[REQUEST]
Transcribe every line of text in the data below word for word. Leave the pictures out of your answer.

[RECORDS TO USE]
----------

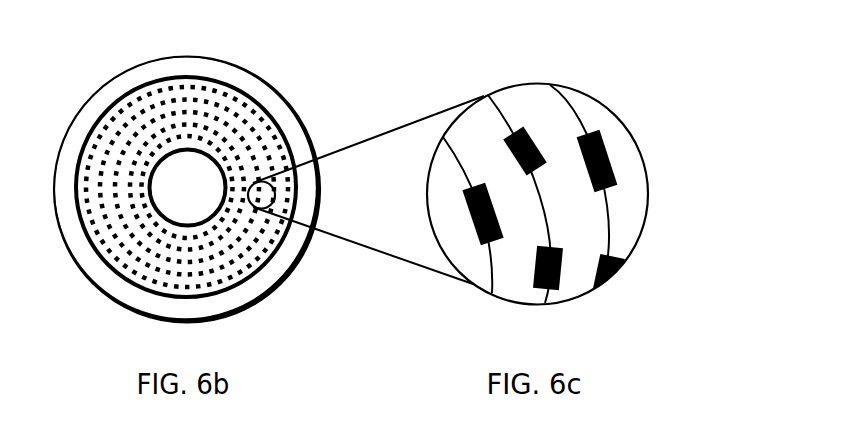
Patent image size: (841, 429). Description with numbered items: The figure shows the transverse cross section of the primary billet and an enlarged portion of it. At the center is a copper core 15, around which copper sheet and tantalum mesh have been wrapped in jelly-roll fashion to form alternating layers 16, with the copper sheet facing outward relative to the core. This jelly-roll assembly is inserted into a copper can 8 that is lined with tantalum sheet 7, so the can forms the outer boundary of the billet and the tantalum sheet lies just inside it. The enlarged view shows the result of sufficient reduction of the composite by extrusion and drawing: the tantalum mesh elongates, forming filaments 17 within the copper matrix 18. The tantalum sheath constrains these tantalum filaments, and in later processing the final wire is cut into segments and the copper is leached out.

In FIG. 6b, the copper can 8 is at (185, 57).
In FIG. 6b, the tantalum sheet 7 is at (232, 88).
In FIG. 6b, the alternating layers 16 is at (145, 125).
In FIG. 6b, the copper core 15 is at (172, 194).
In FIG. 6c, the copper matrix 18 is at (477, 122).
In FIG. 6c, the filaments 17 is at (606, 141).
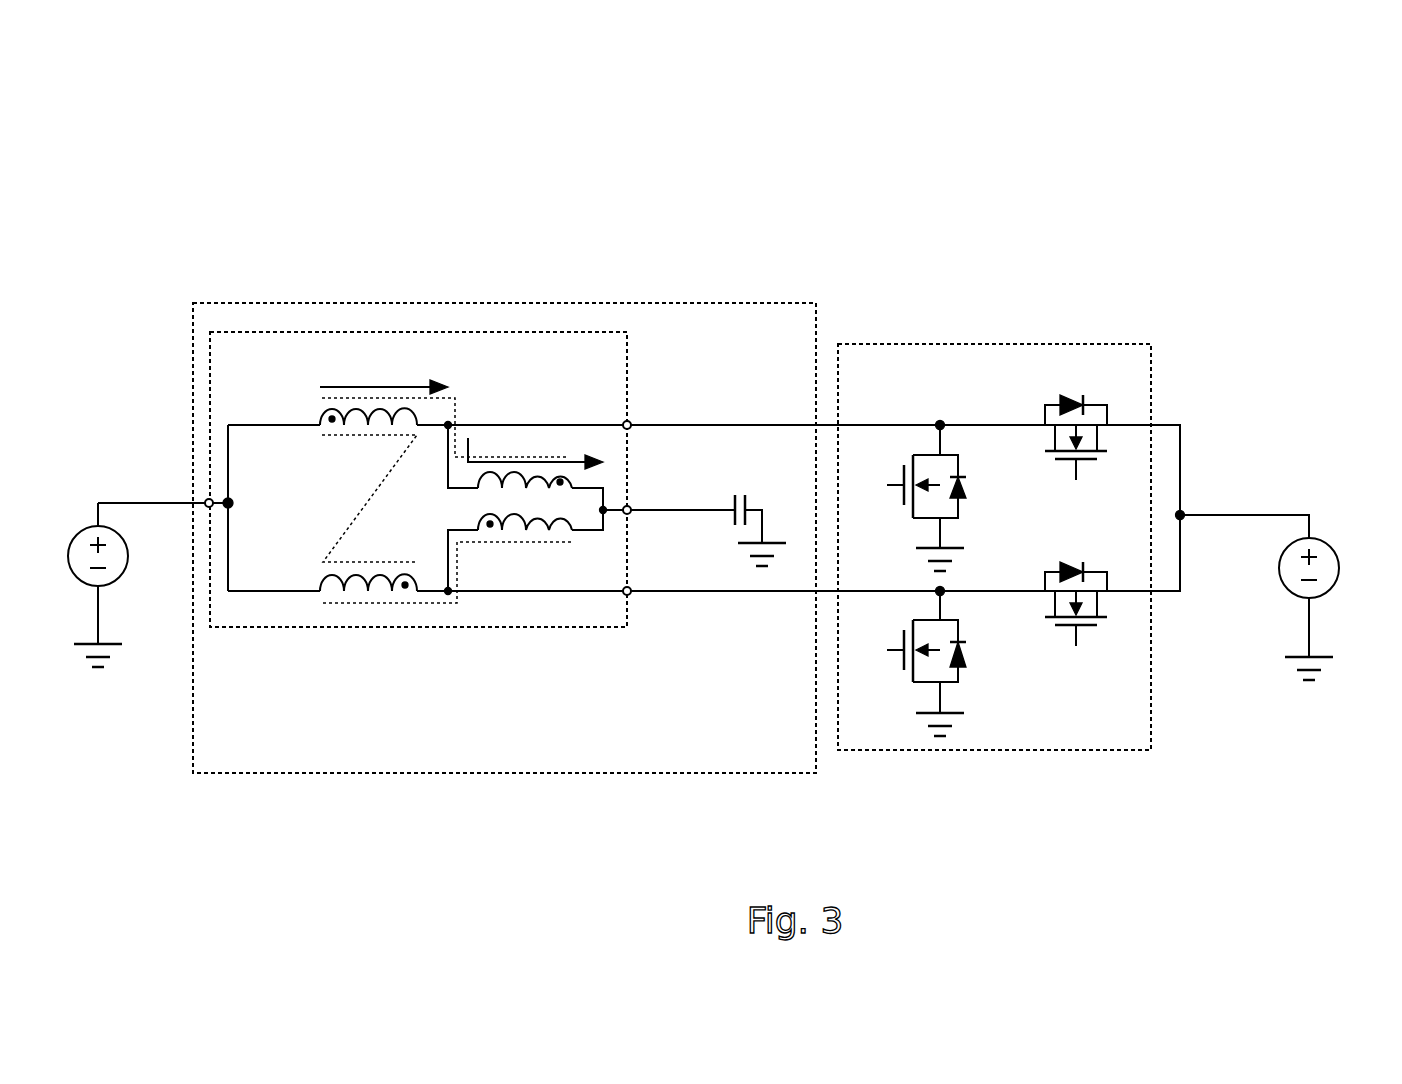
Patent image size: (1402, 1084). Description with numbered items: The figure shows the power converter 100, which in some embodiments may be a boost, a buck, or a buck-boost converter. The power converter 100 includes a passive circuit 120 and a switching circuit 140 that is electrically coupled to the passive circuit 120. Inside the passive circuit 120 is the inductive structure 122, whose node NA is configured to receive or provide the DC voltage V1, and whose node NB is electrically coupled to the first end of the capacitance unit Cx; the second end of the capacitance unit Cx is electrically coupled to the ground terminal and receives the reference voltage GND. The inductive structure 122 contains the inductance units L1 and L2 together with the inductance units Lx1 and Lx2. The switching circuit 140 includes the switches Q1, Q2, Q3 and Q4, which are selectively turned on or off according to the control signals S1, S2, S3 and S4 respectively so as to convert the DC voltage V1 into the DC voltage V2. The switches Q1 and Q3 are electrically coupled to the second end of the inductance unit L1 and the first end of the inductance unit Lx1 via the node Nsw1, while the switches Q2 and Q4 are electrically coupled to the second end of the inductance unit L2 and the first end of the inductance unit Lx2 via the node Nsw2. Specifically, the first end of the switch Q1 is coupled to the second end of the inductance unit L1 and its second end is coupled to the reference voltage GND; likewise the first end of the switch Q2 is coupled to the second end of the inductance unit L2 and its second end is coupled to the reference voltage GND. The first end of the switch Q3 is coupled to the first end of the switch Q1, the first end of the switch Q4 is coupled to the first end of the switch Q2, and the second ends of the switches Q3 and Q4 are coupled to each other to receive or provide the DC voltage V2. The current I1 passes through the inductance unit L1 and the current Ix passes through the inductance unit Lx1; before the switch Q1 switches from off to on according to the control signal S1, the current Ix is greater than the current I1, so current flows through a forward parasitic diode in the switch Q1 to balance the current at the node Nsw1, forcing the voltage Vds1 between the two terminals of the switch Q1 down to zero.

The power converter 100 is at (103, 81).
The passive circuit 120 is at (680, 302).
The inductive structure 122 is at (385, 627).
The switching circuit 140 is at (990, 344).
The DC voltage V1 is at (72, 585).
The DC voltage V2 is at (1282, 597).
The inductance unit L1 is at (308, 428).
The inductance unit L2 is at (310, 590).
The inductance unit Lx1 is at (467, 487).
The inductance unit Lx2 is at (468, 532).
The capacitance unit Cx is at (747, 503).
The switch Q1 is at (926, 498).
The switch Q2 is at (926, 663).
The switch Q3 is at (1090, 427).
The switch Q4 is at (1092, 593).
The control signal S1 is at (865, 487).
The control signal S2 is at (865, 652).
The control signal S3 is at (1075, 500).
The control signal S4 is at (1075, 665).
The node NA is at (209, 503).
The node NB is at (627, 510).
The node Nsw1 is at (627, 425).
The node Nsw2 is at (627, 591).
The current I1 is at (384, 373).
The current Ix is at (535, 447).
The voltage Vds1 is at (1002, 497).
The reference voltage GND is at (707, 568).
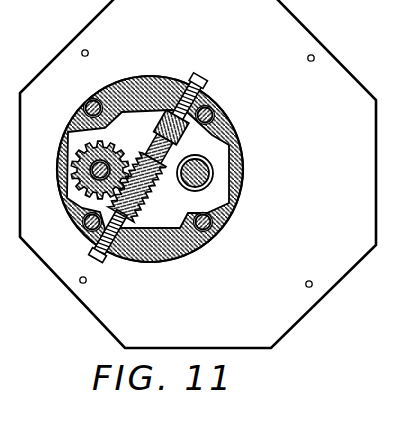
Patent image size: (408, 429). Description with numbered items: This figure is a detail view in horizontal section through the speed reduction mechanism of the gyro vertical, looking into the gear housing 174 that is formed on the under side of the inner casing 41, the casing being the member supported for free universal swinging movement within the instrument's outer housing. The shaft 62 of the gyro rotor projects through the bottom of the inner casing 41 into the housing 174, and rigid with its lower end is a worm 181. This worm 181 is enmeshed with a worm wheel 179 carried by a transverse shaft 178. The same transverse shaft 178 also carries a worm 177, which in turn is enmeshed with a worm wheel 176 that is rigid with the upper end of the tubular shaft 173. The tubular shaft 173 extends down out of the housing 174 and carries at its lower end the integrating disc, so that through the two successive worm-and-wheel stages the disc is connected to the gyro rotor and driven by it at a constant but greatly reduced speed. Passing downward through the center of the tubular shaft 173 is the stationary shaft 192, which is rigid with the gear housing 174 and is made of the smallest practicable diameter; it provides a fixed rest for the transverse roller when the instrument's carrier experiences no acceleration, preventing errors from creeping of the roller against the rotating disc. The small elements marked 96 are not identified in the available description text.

The inner casing 41 is at (195, 26).
The mounting holes 96 is at (88, 53).
The tubular shaft 173 is at (63, 130).
The housing 174 is at (238, 202).
The shaft of the gyro rotor 62 is at (213, 174).
The stationary shaft 192 is at (78, 143).
The worm wheel 176 is at (78, 178).
The worm 177 is at (147, 201).
The transverse shaft 178 is at (82, 216).
The worm wheel 179 is at (192, 137).
The worm 181 is at (205, 153).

----------

[THE RESULT]
Patent image size: (841, 429). Description with numbered items: The figure shows the transverse cross section of the primary billet and an enlarged portion of it. At the center is a copper core 15, around which copper sheet and tantalum mesh have been wrapped in jelly-roll fashion to form alternating layers 16, with the copper sheet facing outward relative to the core. This jelly-roll assembly is inserted into a copper can 8 that is lined with tantalum sheet 7, so the can forms the outer boundary of the billet and the tantalum sheet lies just inside it. The enlarged view shows the result of sufficient reduction of the composite by extrusion and drawing: the tantalum mesh elongates, forming filaments 17 within the copper matrix 18. The tantalum sheath constrains these tantalum filaments, and in later processing the final wire is cut into segments and the copper is leached out.

In FIG. 6b, the copper can 8 is at (185, 57).
In FIG. 6b, the tantalum sheet 7 is at (232, 88).
In FIG. 6b, the alternating layers 16 is at (145, 125).
In FIG. 6b, the copper core 15 is at (172, 194).
In FIG. 6c, the copper matrix 18 is at (477, 122).
In FIG. 6c, the filaments 17 is at (606, 141).
Patent image size: (1402, 1084). Description with numbered items: The figure shows the power converter 100, which in some embodiments may be a boost, a buck, or a buck-boost converter. The power converter 100 includes a passive circuit 120 and a switching circuit 140 that is electrically coupled to the passive circuit 120. Inside the passive circuit 120 is the inductive structure 122, whose node NA is configured to receive or provide the DC voltage V1, and whose node NB is electrically coupled to the first end of the capacitance unit Cx; the second end of the capacitance unit Cx is electrically coupled to the ground terminal and receives the reference voltage GND. The inductive structure 122 contains the inductance units L1 and L2 together with the inductance units Lx1 and Lx2. The switching circuit 140 includes the switches Q1, Q2, Q3 and Q4, which are selectively turned on or off according to the control signals S1, S2, S3 and S4 respectively so as to convert the DC voltage V1 into the DC voltage V2. The switches Q1 and Q3 are electrically coupled to the second end of the inductance unit L1 and the first end of the inductance unit Lx1 via the node Nsw1, while the switches Q2 and Q4 are electrically coupled to the second end of the inductance unit L2 and the first end of the inductance unit Lx2 via the node Nsw2. Specifically, the first end of the switch Q1 is coupled to the second end of the inductance unit L1 and its second end is coupled to the reference voltage GND; likewise the first end of the switch Q2 is coupled to the second end of the inductance unit L2 and its second end is coupled to the reference voltage GND. The first end of the switch Q3 is coupled to the first end of the switch Q1, the first end of the switch Q4 is coupled to the first end of the switch Q2, and the second ends of the switches Q3 and Q4 are coupled to each other to receive or provide the DC voltage V2. The current I1 passes through the inductance unit L1 and the current Ix passes through the inductance unit Lx1; before the switch Q1 switches from off to on according to the control signal S1, the current Ix is greater than the current I1, so current flows through a forward parasitic diode in the switch Q1 to balance the current at the node Nsw1, forcing the voltage Vds1 between the two terminals of the switch Q1 down to zero.

The power converter 100 is at (103, 81).
The passive circuit 120 is at (680, 302).
The inductive structure 122 is at (385, 627).
The switching circuit 140 is at (990, 344).
The DC voltage V1 is at (72, 585).
The DC voltage V2 is at (1282, 597).
The inductance unit L1 is at (308, 428).
The inductance unit L2 is at (310, 590).
The inductance unit Lx1 is at (467, 487).
The inductance unit Lx2 is at (468, 532).
The capacitance unit Cx is at (747, 503).
The switch Q1 is at (926, 498).
The switch Q2 is at (926, 663).
The switch Q3 is at (1090, 427).
The switch Q4 is at (1092, 593).
The control signal S1 is at (865, 487).
The control signal S2 is at (865, 652).
The control signal S3 is at (1075, 500).
The control signal S4 is at (1075, 665).
The node NA is at (209, 503).
The node NB is at (627, 510).
The node Nsw1 is at (627, 425).
The node Nsw2 is at (627, 591).
The current I1 is at (384, 373).
The current Ix is at (535, 447).
The voltage Vds1 is at (1002, 497).
The reference voltage GND is at (707, 568).
Patent image size: (408, 429). Description with numbered items: This figure is a detail view in horizontal section through the speed reduction mechanism of the gyro vertical, looking into the gear housing 174 that is formed on the under side of the inner casing 41, the casing being the member supported for free universal swinging movement within the instrument's outer housing. The shaft 62 of the gyro rotor projects through the bottom of the inner casing 41 into the housing 174, and rigid with its lower end is a worm 181. This worm 181 is enmeshed with a worm wheel 179 carried by a transverse shaft 178. The same transverse shaft 178 also carries a worm 177, which in turn is enmeshed with a worm wheel 176 that is rigid with the upper end of the tubular shaft 173. The tubular shaft 173 extends down out of the housing 174 and carries at its lower end the integrating disc, so that through the two successive worm-and-wheel stages the disc is connected to the gyro rotor and driven by it at a constant but greatly reduced speed. Passing downward through the center of the tubular shaft 173 is the stationary shaft 192, which is rigid with the gear housing 174 and is made of the smallest practicable diameter; it provides a fixed rest for the transverse roller when the instrument's carrier experiences no acceleration, preventing errors from creeping of the roller against the rotating disc. The small elements marked 96 are not identified in the available description text.

The inner casing 41 is at (195, 26).
The mounting holes 96 is at (88, 53).
The tubular shaft 173 is at (63, 130).
The housing 174 is at (238, 202).
The shaft of the gyro rotor 62 is at (213, 174).
The stationary shaft 192 is at (78, 143).
The worm wheel 176 is at (78, 178).
The worm 177 is at (147, 201).
The transverse shaft 178 is at (82, 216).
The worm wheel 179 is at (192, 137).
The worm 181 is at (205, 153).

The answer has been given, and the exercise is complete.